# [EXERCISE OBJECTIVE]
Answer these questions using the passage below about Jogues.
1. What name did Jogues give to the body of water the Indians called Horicon?
2. On what date was Jogues killed?
3. Which two martyrs did the Russian Orthodox Church canonize in 1970?

**** TEXT SEGMENT

Jogues returned to New France in the spring of 1644. He gave the name of "Lake of the Blessed Sacrament" to the body of water called by the Indians Horicon, now known as Lake George. In 1646 Jogues, accompanied by John LaLande, a lay missionary, was sent to negotiate peace with the Iroquois. In late September he began his third and last journey to the Mohawk. In the interim sickness had broken out in the tribe and a blight had fallen on the crops. This double calamity was ascribed to Jogues whom the Indians always regarded as a sorcerer. The news of this change of sentiment spread rapidly, and though fully aware of the danger Jogues continued on his way to Ossernenon, though all his companions fled except Lalande. The Mohawk captured him near Lake George, beat him and led him to the village. On 18 October 1646 when entering a cabin he was struck with a tomahawk and killed.[3] LaLande was killed the next day, attempting to recover Jogues' body. They remain the only canonized Roman Catholic martyrs of the United States; (the Russian Orthodox Church canonized two martyrs—St. Peter the Aleut and St. Juvenal of Alaska—in 1970).

********
**** DATASET EXCERPTS

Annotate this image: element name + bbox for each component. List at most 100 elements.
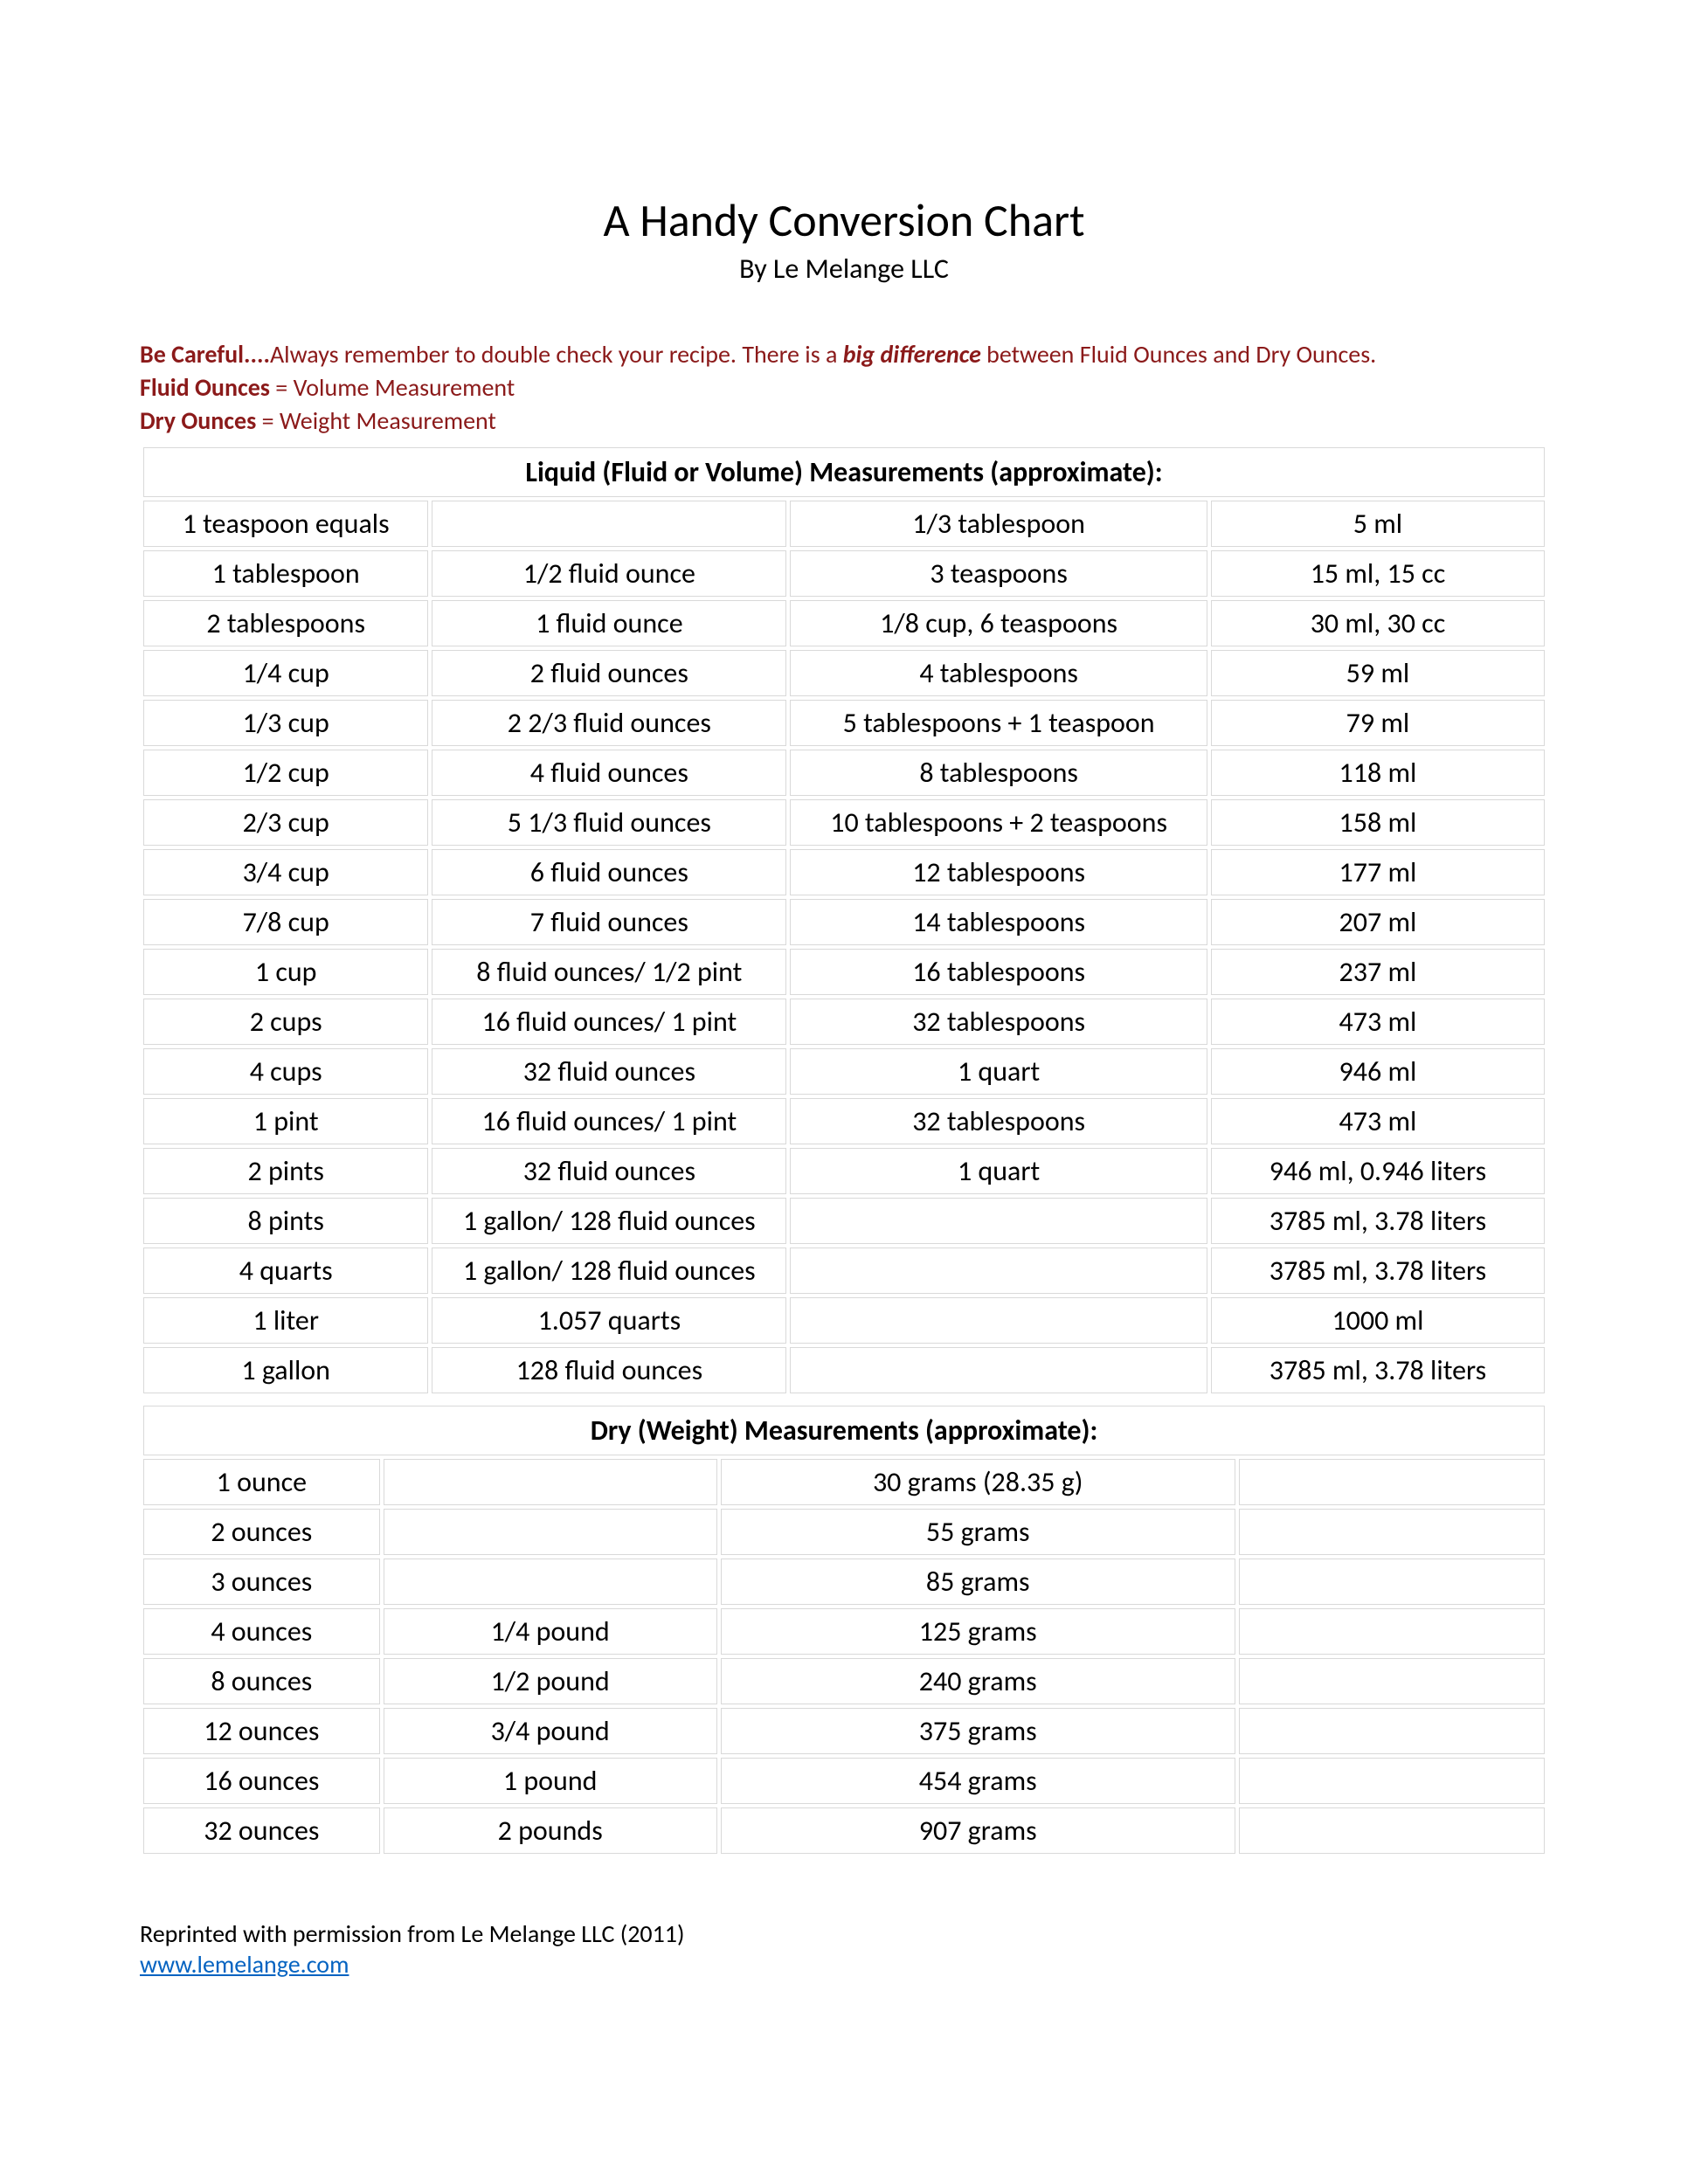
table-cell: 2/3 cup [143, 799, 428, 846]
table-cell: 473 ml [1211, 999, 1545, 1045]
table-cell: 2 ounces [143, 1509, 380, 1555]
document-page: A Handy Conversion Chart By Le Melange L… [0, 0, 1688, 2184]
table-cell: 4 tablespoons [790, 650, 1207, 696]
table-cell: 1/2 fluid ounce [432, 550, 786, 597]
table-cell: 32 fluid ounces [432, 1148, 786, 1194]
table-cell: 16 tablespoons [790, 949, 1207, 995]
table-cell: 3785 ml, 3.78 liters [1211, 1198, 1545, 1244]
table-cell: 4 cups [143, 1048, 428, 1095]
table-row: 1/4 cup2 fluid ounces4 tablespoons59 ml [143, 650, 1545, 696]
table-cell: 1.057 quarts [432, 1297, 786, 1344]
table-cell: 10 tablespoons + 2 teaspoons [790, 799, 1207, 846]
table-row: 16 ounces1 pound454 grams [143, 1758, 1545, 1804]
table-cell: 2 fluid ounces [432, 650, 786, 696]
table-row: 12 ounces3/4 pound375 grams [143, 1708, 1545, 1754]
table-cell: 375 grams [721, 1708, 1235, 1754]
table-cell [1239, 1459, 1545, 1505]
table-cell: 32 fluid ounces [432, 1048, 786, 1095]
table-cell: 8 fluid ounces/ 1/2 pint [432, 949, 786, 995]
table-cell: 32 ounces [143, 1807, 380, 1854]
table-cell: 1 gallon/ 128 fluid ounces [432, 1198, 786, 1244]
table-cell [790, 1347, 1207, 1393]
table-cell: 1000 ml [1211, 1297, 1545, 1344]
table-row: 8 ounces1/2 pound240 grams [143, 1658, 1545, 1704]
table-cell: 32 tablespoons [790, 1098, 1207, 1144]
table-cell: 1 ounce [143, 1459, 380, 1505]
table-cell: 1/3 tablespoon [790, 501, 1207, 547]
table-cell: 30 ml, 30 cc [1211, 600, 1545, 646]
table-cell: 1/2 cup [143, 750, 428, 796]
table-cell: 1 quart [790, 1048, 1207, 1095]
table-cell: 2 pints [143, 1148, 428, 1194]
table-row: 4 ounces1/4 pound125 grams [143, 1608, 1545, 1655]
warning-line-3: Dry Ounces = Weight Measurement [140, 404, 1548, 438]
table-row: 7/8 cup7 fluid ounces14 tablespoons207 m… [143, 899, 1545, 945]
table-cell: 158 ml [1211, 799, 1545, 846]
table-cell: 207 ml [1211, 899, 1545, 945]
table-row: 1/2 cup4 fluid ounces8 tablespoons118 ml [143, 750, 1545, 796]
warning-prefix: Be Careful.... [140, 339, 270, 370]
table-cell: 2 pounds [384, 1807, 717, 1854]
source-link[interactable]: www.lemelange.com [140, 1949, 349, 1980]
table-row: 4 quarts1 gallon/ 128 fluid ounces3785 m… [143, 1248, 1545, 1294]
table-cell: 15 ml, 15 cc [1211, 550, 1545, 597]
table-cell: 454 grams [721, 1758, 1235, 1804]
table-row: 2 cups16 fluid ounces/ 1 pint32 tablespo… [143, 999, 1545, 1045]
table-cell: 55 grams [721, 1509, 1235, 1555]
table-cell: 128 fluid ounces [432, 1347, 786, 1393]
table-cell: 16 ounces [143, 1758, 380, 1804]
permission-text: Reprinted with permission from Le Melang… [140, 1918, 1548, 1949]
table-cell: 946 ml [1211, 1048, 1545, 1095]
table-cell: 177 ml [1211, 849, 1545, 895]
table-row: 1 cup8 fluid ounces/ 1/2 pint16 tablespo… [143, 949, 1545, 995]
warning-line-1: Be Careful....Always remember to double … [140, 338, 1548, 371]
table-row: 3 ounces85 grams [143, 1559, 1545, 1605]
liquid-table: Liquid (Fluid or Volume) Measurements (a… [140, 444, 1548, 1397]
table-cell: 59 ml [1211, 650, 1545, 696]
table-cell [384, 1459, 717, 1505]
table-cell [1239, 1807, 1545, 1854]
table-cell: 3785 ml, 3.78 liters [1211, 1248, 1545, 1294]
table-cell: 4 ounces [143, 1608, 380, 1655]
liquid-table-header: Liquid (Fluid or Volume) Measurements (a… [143, 447, 1545, 497]
table-cell: 8 ounces [143, 1658, 380, 1704]
table-cell: 7/8 cup [143, 899, 428, 945]
table-cell: 3/4 pound [384, 1708, 717, 1754]
table-row: 2 ounces 55 grams [143, 1509, 1545, 1555]
table-cell: 1 fluid ounce [432, 600, 786, 646]
table-cell: 1/4 pound [384, 1608, 717, 1655]
table-cell: 907 grams [721, 1807, 1235, 1854]
table-cell: 3/4 cup [143, 849, 428, 895]
warning-text-b: between Fluid Ounces and Dry Ounces. [981, 339, 1376, 370]
table-cell [1239, 1509, 1545, 1555]
page-title: A Handy Conversion Chart [140, 192, 1548, 248]
fluid-ounces-label: Fluid Ounces [140, 372, 270, 403]
table-cell: 1 liter [143, 1297, 428, 1344]
table-cell: 2 tablespoons [143, 600, 428, 646]
table-cell: 3 teaspoons [790, 550, 1207, 597]
table-cell: 7 fluid ounces [432, 899, 786, 945]
table-cell: 946 ml, 0.946 liters [1211, 1148, 1545, 1194]
table-cell: 8 tablespoons [790, 750, 1207, 796]
warning-italic: big difference [843, 339, 981, 370]
table-cell: 1/8 cup, 6 teaspoons [790, 600, 1207, 646]
dry-table-header: Dry (Weight) Measurements (approximate): [143, 1406, 1545, 1455]
table-cell: 32 tablespoons [790, 999, 1207, 1045]
table-cell: 125 grams [721, 1608, 1235, 1655]
table-cell [1239, 1559, 1545, 1605]
table-cell: 12 tablespoons [790, 849, 1207, 895]
table-cell: 1 cup [143, 949, 428, 995]
table-row: 2 tablespoons1 fluid ounce1/8 cup, 6 tea… [143, 600, 1545, 646]
table-row: 4 cups32 fluid ounces1 quart946 ml [143, 1048, 1545, 1095]
table-cell: 16 fluid ounces/ 1 pint [432, 999, 786, 1045]
table-cell: 1/4 cup [143, 650, 428, 696]
table-cell [1239, 1708, 1545, 1754]
table-cell: 30 grams (28.35 g) [721, 1459, 1235, 1505]
table-cell [790, 1198, 1207, 1244]
warning-text-a: Always remember to double check your rec… [270, 339, 843, 370]
table-cell: 1 tablespoon [143, 550, 428, 597]
table-cell [384, 1509, 717, 1555]
table-cell: 5 tablespoons + 1 teaspoon [790, 700, 1207, 746]
page-subtitle: By Le Melange LLC [140, 252, 1548, 286]
table-cell [384, 1559, 717, 1605]
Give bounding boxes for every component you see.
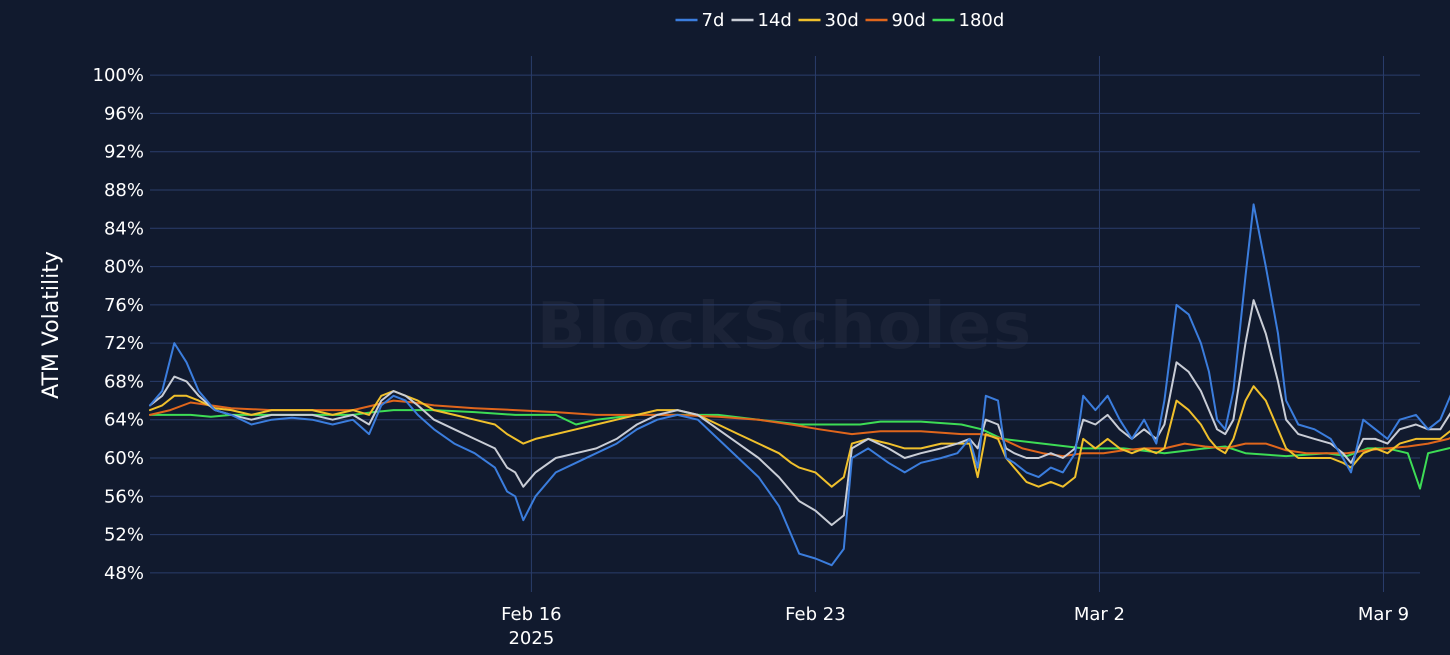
x-tick-label: Feb 16 [501,604,562,625]
legend-label-180d: 180d [959,10,1005,31]
legend-label-14d: 14d [758,10,792,31]
y-tick-label: 56% [104,486,144,507]
legend-label-90d: 90d [892,10,926,31]
y-axis-label: ATM Volatility [39,251,64,399]
y-axis: 48% 52% 56% 60% 64% 68% 72% 76% 80% 84% 88% 92% 96% 1… [93,65,144,584]
y-tick-label: 60% [104,448,144,469]
x-axis: Feb 16 2025 Feb 23 Mar 2 Mar 9 [501,604,1409,649]
series-line-30d [149,385,1450,488]
x-tick-label: Mar 2 [1074,604,1125,625]
grid [150,56,1420,592]
watermark: BlockScholes [537,290,1033,364]
y-tick-label: 92% [104,142,144,163]
y-tick-label: 96% [104,103,144,124]
y-tick-label: 48% [104,563,144,584]
x-tick-label: Mar 9 [1358,604,1409,625]
x-tick-label: Feb 23 [785,604,846,625]
y-tick-label: 64% [104,410,144,431]
x-tick-sublabel: 2025 [508,628,554,649]
series-line-90d [149,399,1450,458]
y-tick-label: 100% [93,65,144,86]
y-tick-label: 80% [104,257,144,278]
y-tick-label: 52% [104,525,144,546]
y-tick-label: 88% [104,180,144,201]
legend-label-7d: 7d [702,10,725,31]
y-tick-label: 84% [104,218,144,239]
y-tick-label: 72% [104,333,144,354]
series-lines [149,203,1450,567]
legend: 7d 14d 30d 90d 180d [675,10,1005,31]
y-tick-label: 76% [104,295,144,316]
series-line-7d [149,203,1450,567]
legend-label-30d: 30d [825,10,859,31]
y-tick-label: 68% [104,371,144,392]
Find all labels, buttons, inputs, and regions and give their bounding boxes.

********

# [EXPECTED OUTPUT]
1. Lake of the Blessed Sacrament
2. 18 October 1646
3. St. Peter the Aleut and St. Juvenal of Alaska